Material:
----

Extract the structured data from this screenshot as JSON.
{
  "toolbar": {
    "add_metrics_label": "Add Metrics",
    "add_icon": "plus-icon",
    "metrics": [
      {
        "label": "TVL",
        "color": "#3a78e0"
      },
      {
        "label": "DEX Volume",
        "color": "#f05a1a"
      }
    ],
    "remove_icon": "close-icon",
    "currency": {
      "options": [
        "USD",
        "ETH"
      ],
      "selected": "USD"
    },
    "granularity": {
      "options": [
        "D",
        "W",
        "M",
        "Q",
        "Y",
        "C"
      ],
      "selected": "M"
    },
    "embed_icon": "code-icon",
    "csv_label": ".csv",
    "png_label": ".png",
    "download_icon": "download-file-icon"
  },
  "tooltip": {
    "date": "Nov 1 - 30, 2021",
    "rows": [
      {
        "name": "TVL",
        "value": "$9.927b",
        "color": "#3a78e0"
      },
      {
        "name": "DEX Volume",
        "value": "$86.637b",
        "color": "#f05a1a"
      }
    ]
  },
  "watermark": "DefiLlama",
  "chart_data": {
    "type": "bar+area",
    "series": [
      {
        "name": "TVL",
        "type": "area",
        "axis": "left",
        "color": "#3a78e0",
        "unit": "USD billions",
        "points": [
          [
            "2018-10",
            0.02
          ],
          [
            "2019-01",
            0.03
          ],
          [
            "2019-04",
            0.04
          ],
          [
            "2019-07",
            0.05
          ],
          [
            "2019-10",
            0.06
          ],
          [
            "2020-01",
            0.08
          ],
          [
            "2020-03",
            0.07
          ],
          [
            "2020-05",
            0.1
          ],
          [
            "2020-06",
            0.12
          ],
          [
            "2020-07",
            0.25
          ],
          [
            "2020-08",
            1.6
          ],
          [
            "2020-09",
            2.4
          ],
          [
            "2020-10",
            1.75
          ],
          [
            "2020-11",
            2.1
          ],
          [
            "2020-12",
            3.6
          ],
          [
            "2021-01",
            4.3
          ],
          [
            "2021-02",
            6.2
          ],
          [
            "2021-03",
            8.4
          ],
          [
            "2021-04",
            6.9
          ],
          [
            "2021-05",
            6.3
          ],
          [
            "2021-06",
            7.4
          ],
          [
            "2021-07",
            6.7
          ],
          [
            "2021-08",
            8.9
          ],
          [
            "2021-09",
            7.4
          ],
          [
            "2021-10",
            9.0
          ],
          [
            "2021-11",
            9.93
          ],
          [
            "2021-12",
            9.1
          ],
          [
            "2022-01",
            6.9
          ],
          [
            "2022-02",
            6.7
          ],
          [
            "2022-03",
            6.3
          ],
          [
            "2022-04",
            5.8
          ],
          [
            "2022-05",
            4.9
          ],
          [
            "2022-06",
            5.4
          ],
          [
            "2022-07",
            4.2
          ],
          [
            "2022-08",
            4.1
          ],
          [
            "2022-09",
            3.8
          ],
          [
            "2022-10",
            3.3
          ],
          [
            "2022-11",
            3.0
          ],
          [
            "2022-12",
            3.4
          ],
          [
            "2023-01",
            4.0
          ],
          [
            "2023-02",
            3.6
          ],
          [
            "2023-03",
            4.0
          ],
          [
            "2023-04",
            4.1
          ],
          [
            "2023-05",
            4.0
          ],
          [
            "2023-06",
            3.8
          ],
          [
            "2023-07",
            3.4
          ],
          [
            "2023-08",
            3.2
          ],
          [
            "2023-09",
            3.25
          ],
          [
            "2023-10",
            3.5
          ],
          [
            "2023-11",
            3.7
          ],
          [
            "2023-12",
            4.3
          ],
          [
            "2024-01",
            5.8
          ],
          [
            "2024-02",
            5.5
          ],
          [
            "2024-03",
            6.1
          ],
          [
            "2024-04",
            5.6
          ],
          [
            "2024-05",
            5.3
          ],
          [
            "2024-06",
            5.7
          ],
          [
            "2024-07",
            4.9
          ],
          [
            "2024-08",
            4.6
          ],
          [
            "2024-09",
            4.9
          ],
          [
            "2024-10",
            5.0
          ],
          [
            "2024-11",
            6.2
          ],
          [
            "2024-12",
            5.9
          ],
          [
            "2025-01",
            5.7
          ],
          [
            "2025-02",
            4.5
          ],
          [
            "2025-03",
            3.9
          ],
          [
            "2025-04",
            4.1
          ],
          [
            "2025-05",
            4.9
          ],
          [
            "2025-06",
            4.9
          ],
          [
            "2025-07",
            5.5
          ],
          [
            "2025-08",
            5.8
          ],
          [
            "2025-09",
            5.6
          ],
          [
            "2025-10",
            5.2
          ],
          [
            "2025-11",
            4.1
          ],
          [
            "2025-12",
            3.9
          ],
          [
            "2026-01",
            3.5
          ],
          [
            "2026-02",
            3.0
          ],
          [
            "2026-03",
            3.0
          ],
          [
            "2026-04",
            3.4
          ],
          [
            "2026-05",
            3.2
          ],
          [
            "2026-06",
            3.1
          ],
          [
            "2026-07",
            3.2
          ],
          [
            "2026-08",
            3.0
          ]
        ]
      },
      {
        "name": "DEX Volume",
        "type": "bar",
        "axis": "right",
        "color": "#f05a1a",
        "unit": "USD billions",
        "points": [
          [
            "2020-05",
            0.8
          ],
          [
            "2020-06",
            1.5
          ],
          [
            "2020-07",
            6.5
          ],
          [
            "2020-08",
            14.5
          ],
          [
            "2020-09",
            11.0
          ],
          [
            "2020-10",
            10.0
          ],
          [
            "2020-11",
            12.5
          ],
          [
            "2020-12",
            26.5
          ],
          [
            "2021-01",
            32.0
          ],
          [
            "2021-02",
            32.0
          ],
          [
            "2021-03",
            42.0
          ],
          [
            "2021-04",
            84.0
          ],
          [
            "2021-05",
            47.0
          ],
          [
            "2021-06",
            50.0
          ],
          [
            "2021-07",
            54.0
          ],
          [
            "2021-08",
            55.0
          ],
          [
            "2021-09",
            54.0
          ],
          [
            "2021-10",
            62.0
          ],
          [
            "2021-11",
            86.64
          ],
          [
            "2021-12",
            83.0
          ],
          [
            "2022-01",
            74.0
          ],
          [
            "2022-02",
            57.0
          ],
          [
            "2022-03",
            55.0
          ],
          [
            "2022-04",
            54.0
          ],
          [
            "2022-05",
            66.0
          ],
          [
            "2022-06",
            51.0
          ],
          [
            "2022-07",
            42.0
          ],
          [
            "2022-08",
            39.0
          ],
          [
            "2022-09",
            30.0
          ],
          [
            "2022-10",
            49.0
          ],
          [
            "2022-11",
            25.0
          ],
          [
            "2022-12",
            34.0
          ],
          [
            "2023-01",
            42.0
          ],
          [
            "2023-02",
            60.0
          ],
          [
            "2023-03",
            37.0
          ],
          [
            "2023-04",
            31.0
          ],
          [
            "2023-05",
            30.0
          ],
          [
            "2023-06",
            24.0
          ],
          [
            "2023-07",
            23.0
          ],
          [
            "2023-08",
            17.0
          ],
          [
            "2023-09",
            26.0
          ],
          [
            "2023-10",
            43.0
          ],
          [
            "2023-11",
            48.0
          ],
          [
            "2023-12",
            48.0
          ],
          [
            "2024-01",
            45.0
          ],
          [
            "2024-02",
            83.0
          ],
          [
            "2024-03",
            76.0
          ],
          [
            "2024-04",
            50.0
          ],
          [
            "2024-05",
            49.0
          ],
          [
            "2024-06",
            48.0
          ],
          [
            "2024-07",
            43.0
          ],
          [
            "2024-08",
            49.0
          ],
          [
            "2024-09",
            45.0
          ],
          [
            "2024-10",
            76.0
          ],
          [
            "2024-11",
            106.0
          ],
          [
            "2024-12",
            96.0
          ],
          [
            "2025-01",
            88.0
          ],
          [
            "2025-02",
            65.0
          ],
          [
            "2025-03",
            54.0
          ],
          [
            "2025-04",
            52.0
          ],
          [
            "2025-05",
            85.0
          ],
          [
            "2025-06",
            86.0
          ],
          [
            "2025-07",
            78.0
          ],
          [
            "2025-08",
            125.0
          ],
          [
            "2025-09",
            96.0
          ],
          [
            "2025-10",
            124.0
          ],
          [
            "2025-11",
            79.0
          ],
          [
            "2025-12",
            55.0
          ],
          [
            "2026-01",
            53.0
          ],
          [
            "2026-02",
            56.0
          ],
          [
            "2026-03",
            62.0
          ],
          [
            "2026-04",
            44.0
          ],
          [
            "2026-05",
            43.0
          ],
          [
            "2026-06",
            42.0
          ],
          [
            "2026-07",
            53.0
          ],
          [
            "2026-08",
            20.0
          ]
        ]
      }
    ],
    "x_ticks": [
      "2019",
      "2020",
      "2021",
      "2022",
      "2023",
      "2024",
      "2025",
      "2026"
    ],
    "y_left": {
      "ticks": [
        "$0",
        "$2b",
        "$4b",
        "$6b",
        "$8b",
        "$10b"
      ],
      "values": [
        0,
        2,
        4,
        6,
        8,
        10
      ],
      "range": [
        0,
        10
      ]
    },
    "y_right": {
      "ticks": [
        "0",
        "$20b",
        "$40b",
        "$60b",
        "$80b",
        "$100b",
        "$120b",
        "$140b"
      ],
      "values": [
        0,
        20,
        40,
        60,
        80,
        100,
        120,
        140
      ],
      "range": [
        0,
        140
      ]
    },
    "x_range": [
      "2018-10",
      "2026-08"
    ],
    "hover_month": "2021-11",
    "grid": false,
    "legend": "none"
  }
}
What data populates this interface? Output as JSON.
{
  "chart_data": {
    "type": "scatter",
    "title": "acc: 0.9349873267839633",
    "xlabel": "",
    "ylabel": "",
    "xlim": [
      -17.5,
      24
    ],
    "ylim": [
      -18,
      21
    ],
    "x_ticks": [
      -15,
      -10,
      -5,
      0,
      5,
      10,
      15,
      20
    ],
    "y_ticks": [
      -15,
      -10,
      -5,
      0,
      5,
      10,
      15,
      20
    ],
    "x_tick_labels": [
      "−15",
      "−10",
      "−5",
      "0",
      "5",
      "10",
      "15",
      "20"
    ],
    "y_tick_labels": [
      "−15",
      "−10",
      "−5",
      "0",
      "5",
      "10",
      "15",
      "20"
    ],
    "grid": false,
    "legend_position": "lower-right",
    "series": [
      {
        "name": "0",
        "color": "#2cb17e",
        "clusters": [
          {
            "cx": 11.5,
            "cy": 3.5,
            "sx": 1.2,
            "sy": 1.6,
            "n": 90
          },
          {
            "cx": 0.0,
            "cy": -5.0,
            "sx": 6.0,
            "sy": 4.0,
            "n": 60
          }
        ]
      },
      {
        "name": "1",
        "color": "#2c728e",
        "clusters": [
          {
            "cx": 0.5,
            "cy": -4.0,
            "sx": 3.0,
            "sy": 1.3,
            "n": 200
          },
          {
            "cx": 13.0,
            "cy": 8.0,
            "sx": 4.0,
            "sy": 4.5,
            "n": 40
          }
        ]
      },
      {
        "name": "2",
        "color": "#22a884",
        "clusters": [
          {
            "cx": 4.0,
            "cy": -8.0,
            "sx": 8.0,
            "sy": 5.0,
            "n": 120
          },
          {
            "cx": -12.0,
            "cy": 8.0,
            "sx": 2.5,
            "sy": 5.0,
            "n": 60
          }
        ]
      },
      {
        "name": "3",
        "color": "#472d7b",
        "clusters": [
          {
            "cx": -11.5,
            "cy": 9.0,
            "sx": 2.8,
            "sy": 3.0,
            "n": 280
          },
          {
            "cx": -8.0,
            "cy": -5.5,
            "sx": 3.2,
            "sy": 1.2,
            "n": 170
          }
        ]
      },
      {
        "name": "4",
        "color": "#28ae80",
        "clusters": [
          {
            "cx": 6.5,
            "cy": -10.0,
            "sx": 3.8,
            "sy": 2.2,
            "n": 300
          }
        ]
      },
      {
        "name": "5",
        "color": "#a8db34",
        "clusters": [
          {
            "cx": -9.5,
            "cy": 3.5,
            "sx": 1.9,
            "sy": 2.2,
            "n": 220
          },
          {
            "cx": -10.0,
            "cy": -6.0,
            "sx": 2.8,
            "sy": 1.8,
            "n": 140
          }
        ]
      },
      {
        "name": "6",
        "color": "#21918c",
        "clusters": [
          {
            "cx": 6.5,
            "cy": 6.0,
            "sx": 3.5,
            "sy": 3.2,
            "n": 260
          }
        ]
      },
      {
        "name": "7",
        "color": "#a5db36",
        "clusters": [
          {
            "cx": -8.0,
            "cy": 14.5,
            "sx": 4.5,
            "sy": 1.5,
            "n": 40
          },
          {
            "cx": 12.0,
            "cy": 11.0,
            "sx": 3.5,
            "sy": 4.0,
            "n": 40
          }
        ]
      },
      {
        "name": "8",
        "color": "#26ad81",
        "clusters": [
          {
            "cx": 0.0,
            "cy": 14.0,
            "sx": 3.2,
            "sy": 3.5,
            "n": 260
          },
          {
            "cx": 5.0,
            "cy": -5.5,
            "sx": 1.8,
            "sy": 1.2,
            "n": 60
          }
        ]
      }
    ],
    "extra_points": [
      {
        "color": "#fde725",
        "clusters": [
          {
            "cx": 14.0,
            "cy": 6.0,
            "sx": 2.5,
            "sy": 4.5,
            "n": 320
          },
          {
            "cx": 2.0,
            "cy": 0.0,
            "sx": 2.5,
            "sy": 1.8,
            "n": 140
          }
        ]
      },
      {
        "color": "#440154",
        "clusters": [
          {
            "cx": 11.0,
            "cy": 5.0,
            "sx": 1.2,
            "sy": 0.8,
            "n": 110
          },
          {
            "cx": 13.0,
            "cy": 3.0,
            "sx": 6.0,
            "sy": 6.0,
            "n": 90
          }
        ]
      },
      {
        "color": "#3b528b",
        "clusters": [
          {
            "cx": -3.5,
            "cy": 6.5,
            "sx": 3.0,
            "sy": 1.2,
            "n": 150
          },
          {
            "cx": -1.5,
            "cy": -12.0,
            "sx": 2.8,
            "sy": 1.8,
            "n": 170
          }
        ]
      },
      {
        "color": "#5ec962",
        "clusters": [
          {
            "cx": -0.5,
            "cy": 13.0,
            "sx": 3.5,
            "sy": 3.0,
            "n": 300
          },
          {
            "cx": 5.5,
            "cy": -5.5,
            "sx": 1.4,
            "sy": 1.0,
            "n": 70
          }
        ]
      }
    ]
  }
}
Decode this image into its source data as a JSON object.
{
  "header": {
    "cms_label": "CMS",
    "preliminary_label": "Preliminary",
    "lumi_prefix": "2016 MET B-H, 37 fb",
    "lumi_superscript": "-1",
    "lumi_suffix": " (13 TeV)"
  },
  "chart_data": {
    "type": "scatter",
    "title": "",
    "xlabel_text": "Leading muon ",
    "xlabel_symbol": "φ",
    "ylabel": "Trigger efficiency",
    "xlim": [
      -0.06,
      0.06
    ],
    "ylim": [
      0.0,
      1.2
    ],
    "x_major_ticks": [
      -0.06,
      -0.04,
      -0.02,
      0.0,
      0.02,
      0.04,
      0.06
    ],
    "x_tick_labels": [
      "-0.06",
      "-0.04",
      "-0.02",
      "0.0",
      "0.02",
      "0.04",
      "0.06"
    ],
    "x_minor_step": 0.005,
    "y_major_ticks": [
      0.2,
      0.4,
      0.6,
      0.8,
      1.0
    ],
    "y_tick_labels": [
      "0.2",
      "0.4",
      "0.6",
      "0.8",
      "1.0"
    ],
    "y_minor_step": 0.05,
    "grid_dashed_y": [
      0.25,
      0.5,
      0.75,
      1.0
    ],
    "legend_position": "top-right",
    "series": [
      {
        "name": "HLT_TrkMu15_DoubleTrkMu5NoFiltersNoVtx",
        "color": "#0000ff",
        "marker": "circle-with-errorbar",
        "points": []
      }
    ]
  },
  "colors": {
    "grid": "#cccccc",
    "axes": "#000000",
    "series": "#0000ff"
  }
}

----

Aim:
Repeat the line containing "Decode this image" and all subsequent lines through the final line of the data, exactly and with no others.

Response:
Decode this image into its source data as a JSON object.
{
  "header": {
    "cms_label": "CMS",
    "preliminary_label": "Preliminary",
    "lumi_prefix": "2016 MET B-H, 37 fb",
    "lumi_superscript": "-1",
    "lumi_suffix": " (13 TeV)"
  },
  "chart_data": {
    "type": "scatter",
    "title": "",
    "xlabel_text": "Leading muon ",
    "xlabel_symbol": "φ",
    "ylabel": "Trigger efficiency",
    "xlim": [
      -0.06,
      0.06
    ],
    "ylim": [
      0.0,
      1.2
    ],
    "x_major_ticks": [
      -0.06,
      -0.04,
      -0.02,
      0.0,
      0.02,
      0.04,
      0.06
    ],
    "x_tick_labels": [
      "-0.06",
      "-0.04",
      "-0.02",
      "0.0",
      "0.02",
      "0.04",
      "0.06"
    ],
    "x_minor_step": 0.005,
    "y_major_ticks": [
      0.2,
      0.4,
      0.6,
      0.8,
      1.0
    ],
    "y_tick_labels": [
      "0.2",
      "0.4",
      "0.6",
      "0.8",
      "1.0"
    ],
    "y_minor_step": 0.05,
    "grid_dashed_y": [
      0.25,
      0.5,
      0.75,
      1.0
    ],
    "legend_position": "top-right",
    "series": [
      {
        "name": "HLT_TrkMu15_DoubleTrkMu5NoFiltersNoVtx",
        "color": "#0000ff",
        "marker": "circle-with-errorbar",
        "points": []
      }
    ]
  },
  "colors": {
    "grid": "#cccccc",
    "axes": "#000000",
    "series": "#0000ff"
  }
}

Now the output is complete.